**TASK STATEMENT**
Make an exact copy of the lines below.

**INPUT RECORDS**
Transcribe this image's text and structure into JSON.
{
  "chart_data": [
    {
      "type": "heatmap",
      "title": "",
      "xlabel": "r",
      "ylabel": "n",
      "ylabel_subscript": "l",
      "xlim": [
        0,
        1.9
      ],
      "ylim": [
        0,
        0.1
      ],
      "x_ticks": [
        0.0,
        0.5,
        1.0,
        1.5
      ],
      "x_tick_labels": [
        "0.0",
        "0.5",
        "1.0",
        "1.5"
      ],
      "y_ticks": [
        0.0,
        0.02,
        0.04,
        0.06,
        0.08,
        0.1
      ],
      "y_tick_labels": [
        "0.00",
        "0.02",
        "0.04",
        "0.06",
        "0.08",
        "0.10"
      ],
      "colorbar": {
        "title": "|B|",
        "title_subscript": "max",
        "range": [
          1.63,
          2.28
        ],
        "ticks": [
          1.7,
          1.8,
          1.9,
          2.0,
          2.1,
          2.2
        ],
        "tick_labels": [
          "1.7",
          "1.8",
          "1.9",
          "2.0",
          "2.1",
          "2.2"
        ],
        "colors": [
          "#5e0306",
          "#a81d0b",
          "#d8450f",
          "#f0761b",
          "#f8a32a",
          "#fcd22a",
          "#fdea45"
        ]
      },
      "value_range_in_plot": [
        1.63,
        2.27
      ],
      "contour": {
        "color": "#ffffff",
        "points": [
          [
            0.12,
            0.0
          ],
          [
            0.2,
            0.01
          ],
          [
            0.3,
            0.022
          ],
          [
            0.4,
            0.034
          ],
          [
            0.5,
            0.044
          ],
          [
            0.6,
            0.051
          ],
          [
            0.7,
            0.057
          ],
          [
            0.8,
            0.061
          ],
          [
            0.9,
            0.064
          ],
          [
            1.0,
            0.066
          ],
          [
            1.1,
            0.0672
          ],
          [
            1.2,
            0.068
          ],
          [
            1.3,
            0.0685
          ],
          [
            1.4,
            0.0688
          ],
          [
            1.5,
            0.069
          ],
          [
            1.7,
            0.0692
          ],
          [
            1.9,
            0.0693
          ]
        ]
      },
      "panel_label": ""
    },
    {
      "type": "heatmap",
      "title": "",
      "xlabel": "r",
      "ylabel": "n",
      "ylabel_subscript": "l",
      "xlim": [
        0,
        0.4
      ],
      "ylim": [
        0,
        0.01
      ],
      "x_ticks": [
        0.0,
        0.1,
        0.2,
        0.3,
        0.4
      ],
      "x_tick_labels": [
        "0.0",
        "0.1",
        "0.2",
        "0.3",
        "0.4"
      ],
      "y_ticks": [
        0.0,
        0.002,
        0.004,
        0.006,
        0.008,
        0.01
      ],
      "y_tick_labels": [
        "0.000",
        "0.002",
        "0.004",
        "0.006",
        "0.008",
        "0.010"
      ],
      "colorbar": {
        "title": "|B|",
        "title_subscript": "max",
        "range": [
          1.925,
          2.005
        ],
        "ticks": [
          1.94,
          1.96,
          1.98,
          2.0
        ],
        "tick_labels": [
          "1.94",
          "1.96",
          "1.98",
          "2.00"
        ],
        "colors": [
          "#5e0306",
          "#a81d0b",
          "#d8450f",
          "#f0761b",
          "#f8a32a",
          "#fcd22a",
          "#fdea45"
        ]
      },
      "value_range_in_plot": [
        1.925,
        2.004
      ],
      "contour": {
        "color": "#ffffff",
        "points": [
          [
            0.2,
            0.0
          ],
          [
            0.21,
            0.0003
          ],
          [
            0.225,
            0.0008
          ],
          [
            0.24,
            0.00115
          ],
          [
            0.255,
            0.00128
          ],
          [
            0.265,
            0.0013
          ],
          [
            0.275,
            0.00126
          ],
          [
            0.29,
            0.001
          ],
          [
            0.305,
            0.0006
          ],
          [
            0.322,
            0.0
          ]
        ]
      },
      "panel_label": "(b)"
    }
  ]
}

**WORKED SOLUTION**
Transcribe this image's text and structure into JSON.
{
  "chart_data": [
    {
      "type": "heatmap",
      "title": "",
      "xlabel": "r",
      "ylabel": "n",
      "ylabel_subscript": "l",
      "xlim": [
        0,
        1.9
      ],
      "ylim": [
        0,
        0.1
      ],
      "x_ticks": [
        0.0,
        0.5,
        1.0,
        1.5
      ],
      "x_tick_labels": [
        "0.0",
        "0.5",
        "1.0",
        "1.5"
      ],
      "y_ticks": [
        0.0,
        0.02,
        0.04,
        0.06,
        0.08,
        0.1
      ],
      "y_tick_labels": [
        "0.00",
        "0.02",
        "0.04",
        "0.06",
        "0.08",
        "0.10"
      ],
      "colorbar": {
        "title": "|B|",
        "title_subscript": "max",
        "range": [
          1.63,
          2.28
        ],
        "ticks": [
          1.7,
          1.8,
          1.9,
          2.0,
          2.1,
          2.2
        ],
        "tick_labels": [
          "1.7",
          "1.8",
          "1.9",
          "2.0",
          "2.1",
          "2.2"
        ],
        "colors": [
          "#5e0306",
          "#a81d0b",
          "#d8450f",
          "#f0761b",
          "#f8a32a",
          "#fcd22a",
          "#fdea45"
        ]
      },
      "value_range_in_plot": [
        1.63,
        2.27
      ],
      "contour": {
        "color": "#ffffff",
        "points": [
          [
            0.12,
            0.0
          ],
          [
            0.2,
            0.01
          ],
          [
            0.3,
            0.022
          ],
          [
            0.4,
            0.034
          ],
          [
            0.5,
            0.044
          ],
          [
            0.6,
            0.051
          ],
          [
            0.7,
            0.057
          ],
          [
            0.8,
            0.061
          ],
          [
            0.9,
            0.064
          ],
          [
            1.0,
            0.066
          ],
          [
            1.1,
            0.0672
          ],
          [
            1.2,
            0.068
          ],
          [
            1.3,
            0.0685
          ],
          [
            1.4,
            0.0688
          ],
          [
            1.5,
            0.069
          ],
          [
            1.7,
            0.0692
          ],
          [
            1.9,
            0.0693
          ]
        ]
      },
      "panel_label": ""
    },
    {
      "type": "heatmap",
      "title": "",
      "xlabel": "r",
      "ylabel": "n",
      "ylabel_subscript": "l",
      "xlim": [
        0,
        0.4
      ],
      "ylim": [
        0,
        0.01
      ],
      "x_ticks": [
        0.0,
        0.1,
        0.2,
        0.3,
        0.4
      ],
      "x_tick_labels": [
        "0.0",
        "0.1",
        "0.2",
        "0.3",
        "0.4"
      ],
      "y_ticks": [
        0.0,
        0.002,
        0.004,
        0.006,
        0.008,
        0.01
      ],
      "y_tick_labels": [
        "0.000",
        "0.002",
        "0.004",
        "0.006",
        "0.008",
        "0.010"
      ],
      "colorbar": {
        "title": "|B|",
        "title_subscript": "max",
        "range": [
          1.925,
          2.005
        ],
        "ticks": [
          1.94,
          1.96,
          1.98,
          2.0
        ],
        "tick_labels": [
          "1.94",
          "1.96",
          "1.98",
          "2.00"
        ],
        "colors": [
          "#5e0306",
          "#a81d0b",
          "#d8450f",
          "#f0761b",
          "#f8a32a",
          "#fcd22a",
          "#fdea45"
        ]
      },
      "value_range_in_plot": [
        1.925,
        2.004
      ],
      "contour": {
        "color": "#ffffff",
        "points": [
          [
            0.2,
            0.0
          ],
          [
            0.21,
            0.0003
          ],
          [
            0.225,
            0.0008
          ],
          [
            0.24,
            0.00115
          ],
          [
            0.255,
            0.00128
          ],
          [
            0.265,
            0.0013
          ],
          [
            0.275,
            0.00126
          ],
          [
            0.29,
            0.001
          ],
          [
            0.305,
            0.0006
          ],
          [
            0.322,
            0.0
          ]
        ]
      },
      "panel_label": "(b)"
    }
  ]
}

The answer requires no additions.